* Aim
Where a line holds the word "JSON", copy that line.

* Dataset extract
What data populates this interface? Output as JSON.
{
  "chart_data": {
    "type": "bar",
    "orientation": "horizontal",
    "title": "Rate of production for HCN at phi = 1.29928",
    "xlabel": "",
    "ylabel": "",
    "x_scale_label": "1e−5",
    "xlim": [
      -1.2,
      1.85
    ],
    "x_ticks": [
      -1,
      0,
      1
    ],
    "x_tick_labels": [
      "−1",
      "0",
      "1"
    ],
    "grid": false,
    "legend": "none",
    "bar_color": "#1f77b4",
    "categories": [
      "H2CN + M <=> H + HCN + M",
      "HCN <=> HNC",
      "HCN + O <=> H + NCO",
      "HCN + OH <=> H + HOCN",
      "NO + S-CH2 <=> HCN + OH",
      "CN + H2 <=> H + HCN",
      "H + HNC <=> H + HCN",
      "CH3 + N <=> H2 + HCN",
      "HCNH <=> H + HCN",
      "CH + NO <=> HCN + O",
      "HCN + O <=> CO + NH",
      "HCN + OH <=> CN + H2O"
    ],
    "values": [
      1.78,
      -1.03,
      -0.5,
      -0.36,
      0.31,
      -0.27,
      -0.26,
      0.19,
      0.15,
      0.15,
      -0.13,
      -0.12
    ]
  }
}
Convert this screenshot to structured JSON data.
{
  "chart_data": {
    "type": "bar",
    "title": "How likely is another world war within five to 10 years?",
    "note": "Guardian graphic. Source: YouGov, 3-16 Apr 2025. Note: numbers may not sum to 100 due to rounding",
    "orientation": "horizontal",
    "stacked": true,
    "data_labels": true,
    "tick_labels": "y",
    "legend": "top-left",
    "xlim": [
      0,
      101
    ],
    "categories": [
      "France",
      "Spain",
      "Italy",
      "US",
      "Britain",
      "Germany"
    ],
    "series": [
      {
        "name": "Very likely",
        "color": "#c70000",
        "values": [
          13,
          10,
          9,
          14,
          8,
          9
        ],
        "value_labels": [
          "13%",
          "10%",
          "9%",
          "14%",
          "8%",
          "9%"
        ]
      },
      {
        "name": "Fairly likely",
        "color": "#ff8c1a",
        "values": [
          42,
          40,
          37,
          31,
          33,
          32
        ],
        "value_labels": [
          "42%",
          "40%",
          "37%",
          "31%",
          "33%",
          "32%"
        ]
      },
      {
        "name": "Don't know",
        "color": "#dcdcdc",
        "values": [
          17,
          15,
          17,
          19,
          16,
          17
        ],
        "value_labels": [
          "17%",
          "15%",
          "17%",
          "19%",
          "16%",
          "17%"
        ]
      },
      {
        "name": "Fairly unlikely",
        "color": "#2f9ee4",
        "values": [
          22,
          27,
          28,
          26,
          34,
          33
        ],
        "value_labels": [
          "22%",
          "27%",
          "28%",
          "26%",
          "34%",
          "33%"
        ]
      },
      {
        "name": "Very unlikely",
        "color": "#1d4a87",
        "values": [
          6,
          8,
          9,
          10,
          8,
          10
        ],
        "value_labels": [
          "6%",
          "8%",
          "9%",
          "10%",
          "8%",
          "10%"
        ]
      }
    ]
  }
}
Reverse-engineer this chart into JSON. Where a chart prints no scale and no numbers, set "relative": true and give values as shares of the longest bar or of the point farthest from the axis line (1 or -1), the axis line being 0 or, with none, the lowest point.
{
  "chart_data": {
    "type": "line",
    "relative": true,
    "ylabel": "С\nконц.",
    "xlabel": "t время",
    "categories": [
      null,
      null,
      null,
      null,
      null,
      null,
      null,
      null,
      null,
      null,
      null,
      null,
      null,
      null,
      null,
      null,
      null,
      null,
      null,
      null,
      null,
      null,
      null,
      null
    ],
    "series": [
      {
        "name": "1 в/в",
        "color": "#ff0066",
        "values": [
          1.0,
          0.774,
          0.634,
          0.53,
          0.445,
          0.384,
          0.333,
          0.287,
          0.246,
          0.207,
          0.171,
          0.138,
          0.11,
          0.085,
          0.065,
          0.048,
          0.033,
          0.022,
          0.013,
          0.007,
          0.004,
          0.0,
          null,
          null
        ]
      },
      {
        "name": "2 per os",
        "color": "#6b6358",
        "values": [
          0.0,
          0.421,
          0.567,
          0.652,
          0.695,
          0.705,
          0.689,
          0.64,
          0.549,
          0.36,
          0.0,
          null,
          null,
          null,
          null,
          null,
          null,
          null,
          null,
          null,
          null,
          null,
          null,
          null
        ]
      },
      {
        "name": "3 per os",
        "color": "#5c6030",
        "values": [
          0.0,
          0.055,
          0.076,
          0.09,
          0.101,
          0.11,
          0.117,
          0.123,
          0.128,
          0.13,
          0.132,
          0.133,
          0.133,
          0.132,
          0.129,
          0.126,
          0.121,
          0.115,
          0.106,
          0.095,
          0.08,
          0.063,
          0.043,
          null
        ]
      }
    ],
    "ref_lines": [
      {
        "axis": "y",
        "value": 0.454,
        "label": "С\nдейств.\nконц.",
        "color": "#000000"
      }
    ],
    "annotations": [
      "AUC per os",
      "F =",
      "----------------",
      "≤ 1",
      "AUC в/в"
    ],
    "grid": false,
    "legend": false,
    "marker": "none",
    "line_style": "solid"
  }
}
==
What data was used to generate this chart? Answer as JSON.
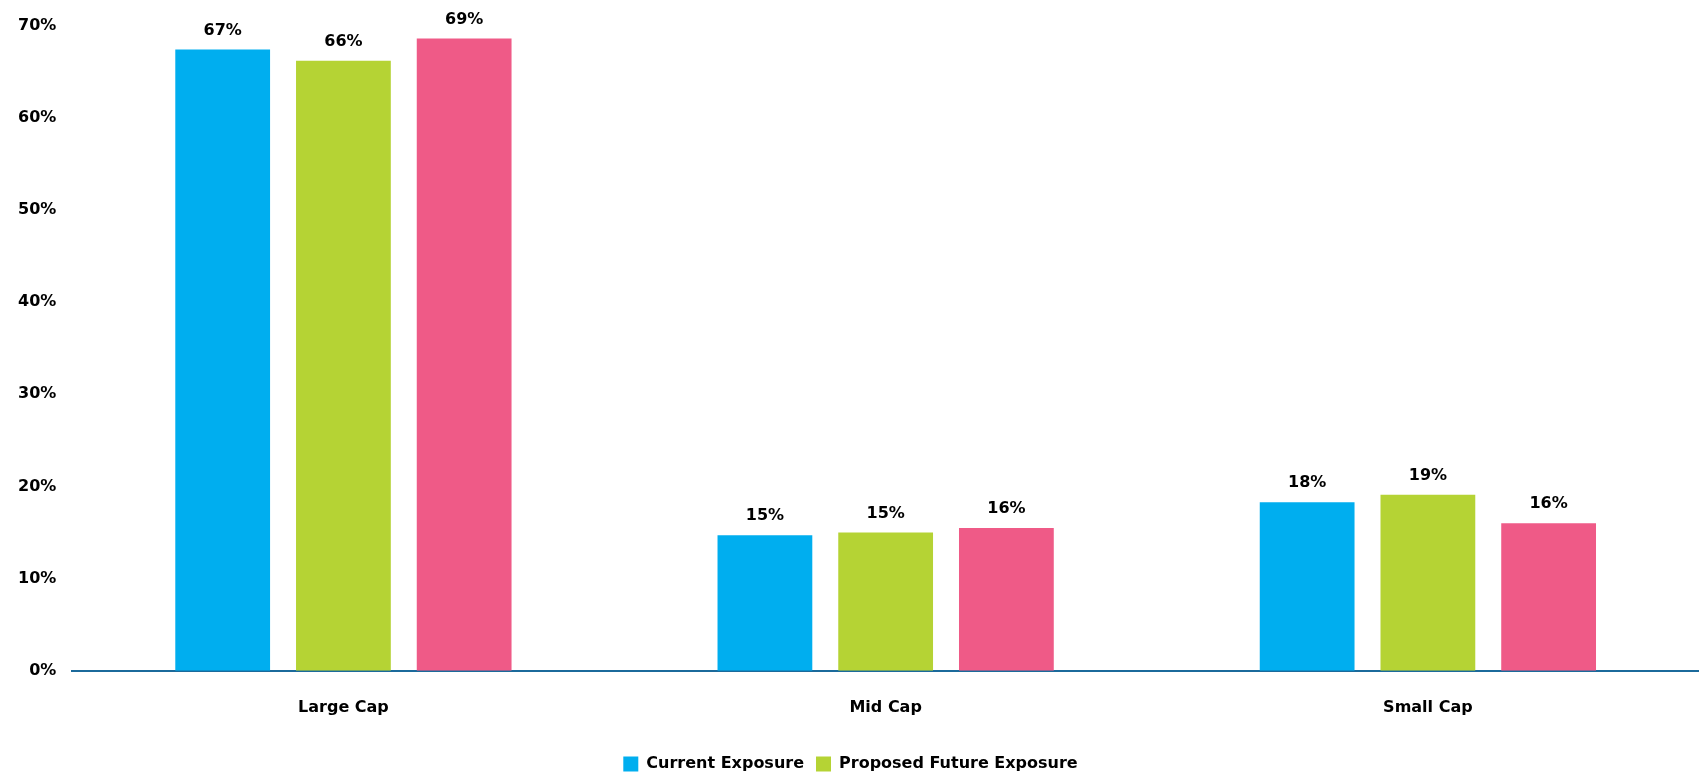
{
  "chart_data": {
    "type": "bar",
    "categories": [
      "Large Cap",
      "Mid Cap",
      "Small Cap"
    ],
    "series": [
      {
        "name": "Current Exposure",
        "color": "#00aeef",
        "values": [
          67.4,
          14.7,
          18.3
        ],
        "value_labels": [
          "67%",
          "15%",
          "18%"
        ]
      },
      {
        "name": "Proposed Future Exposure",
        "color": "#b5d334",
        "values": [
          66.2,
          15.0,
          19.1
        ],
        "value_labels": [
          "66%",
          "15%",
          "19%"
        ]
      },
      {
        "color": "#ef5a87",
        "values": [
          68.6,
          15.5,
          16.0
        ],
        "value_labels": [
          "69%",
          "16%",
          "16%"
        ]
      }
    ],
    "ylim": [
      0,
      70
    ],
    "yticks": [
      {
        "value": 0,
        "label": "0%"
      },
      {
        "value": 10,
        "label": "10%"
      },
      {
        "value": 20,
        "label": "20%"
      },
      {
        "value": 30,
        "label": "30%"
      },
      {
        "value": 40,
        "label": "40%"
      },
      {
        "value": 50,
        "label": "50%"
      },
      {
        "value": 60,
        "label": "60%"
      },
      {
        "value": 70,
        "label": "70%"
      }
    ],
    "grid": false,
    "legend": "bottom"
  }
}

* Response for this exercise
What data populates this interface? Output as JSON.
Convert this screenshot to structured JSON data.
Reverse-engineer this chart into JSON. Where a chart prints no scale and no numbers, set "relative": true and give values as shares of the longest bar or of the point farthest from the axis line (1 or -1), the axis line being 0 or, with none, the lowest point.
What data was used to generate this chart? Answer as JSON.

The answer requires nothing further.